_Instructions to follow_.
Copy out the listing that follows, exactly, without its pictures.

_Supplied material_.
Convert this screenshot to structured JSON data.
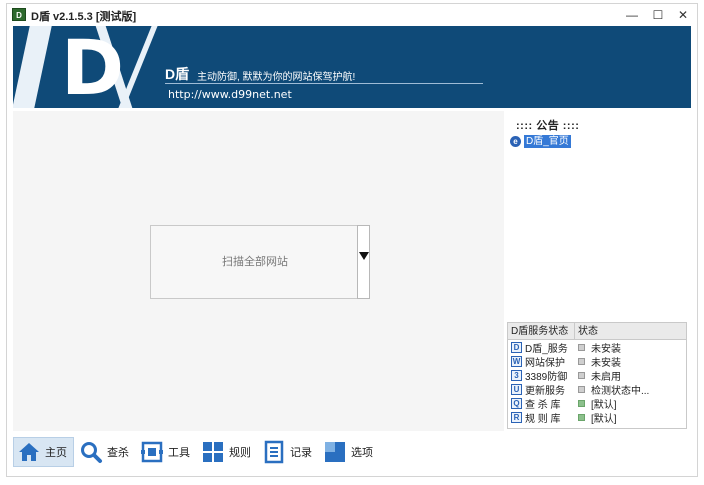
{
  "window": {
    "title": "D盾 v2.1.5.3 [测试版]",
    "app_icon_text": "D"
  },
  "banner": {
    "logo_letter": "D",
    "brand_name": "D盾",
    "slogan": "主动防御, 默默为你的网站保驾护航!",
    "url": "http://www.d99net.net"
  },
  "main": {
    "scan_button_label": "扫描全部网站"
  },
  "side": {
    "notice_title": ":::: 公告 ::::",
    "notice_link": "D盾_官页",
    "status_table": {
      "headers": [
        "D盾服务状态",
        "状态"
      ],
      "rows": [
        {
          "icon": "D",
          "name": "D盾_服务",
          "status": "未安装",
          "indicator": "gray"
        },
        {
          "icon": "W",
          "name": "网站保护",
          "status": "未安装",
          "indicator": "gray"
        },
        {
          "icon": "3",
          "name": "3389防御",
          "status": "未启用",
          "indicator": "gray"
        },
        {
          "icon": "U",
          "name": "更新服务",
          "status": "检测状态中...",
          "indicator": "gray"
        },
        {
          "icon": "Q",
          "name": "查 杀 库",
          "status": "[默认]",
          "indicator": "green"
        },
        {
          "icon": "R",
          "name": "规 则 库",
          "status": "[默认]",
          "indicator": "green"
        }
      ]
    }
  },
  "toolbar": {
    "items": [
      {
        "label": "主页",
        "icon": "home-icon"
      },
      {
        "label": "查杀",
        "icon": "search-icon"
      },
      {
        "label": "工具",
        "icon": "tools-icon"
      },
      {
        "label": "规则",
        "icon": "rules-icon"
      },
      {
        "label": "记录",
        "icon": "log-icon"
      },
      {
        "label": "选项",
        "icon": "options-icon"
      }
    ]
  },
  "colors": {
    "banner_bg": "#0f4a78",
    "accent_blue": "#2a62b5",
    "link_highlight": "#3579d6"
  }
}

_Answer for this exercise_.
Convert this screenshot to structured JSON data.
{
  "window": {
    "title": "D盾 v2.1.5.3 [测试版]",
    "app_icon_text": "D"
  },
  "banner": {
    "logo_letter": "D",
    "brand_name": "D盾",
    "slogan": "主动防御, 默默为你的网站保驾护航!",
    "url": "http://www.d99net.net"
  },
  "main": {
    "scan_button_label": "扫描全部网站"
  },
  "side": {
    "notice_title": ":::: 公告 ::::",
    "notice_link": "D盾_官页",
    "status_table": {
      "headers": [
        "D盾服务状态",
        "状态"
      ],
      "rows": [
        {
          "icon": "D",
          "name": "D盾_服务",
          "status": "未安装",
          "indicator": "gray"
        },
        {
          "icon": "W",
          "name": "网站保护",
          "status": "未安装",
          "indicator": "gray"
        },
        {
          "icon": "3",
          "name": "3389防御",
          "status": "未启用",
          "indicator": "gray"
        },
        {
          "icon": "U",
          "name": "更新服务",
          "status": "检测状态中...",
          "indicator": "gray"
        },
        {
          "icon": "Q",
          "name": "查 杀 库",
          "status": "[默认]",
          "indicator": "green"
        },
        {
          "icon": "R",
          "name": "规 则 库",
          "status": "[默认]",
          "indicator": "green"
        }
      ]
    }
  },
  "toolbar": {
    "items": [
      {
        "label": "主页",
        "icon": "home-icon"
      },
      {
        "label": "查杀",
        "icon": "search-icon"
      },
      {
        "label": "工具",
        "icon": "tools-icon"
      },
      {
        "label": "规则",
        "icon": "rules-icon"
      },
      {
        "label": "记录",
        "icon": "log-icon"
      },
      {
        "label": "选项",
        "icon": "options-icon"
      }
    ]
  },
  "colors": {
    "banner_bg": "#0f4a78",
    "accent_blue": "#2a62b5",
    "link_highlight": "#3579d6"
  }
}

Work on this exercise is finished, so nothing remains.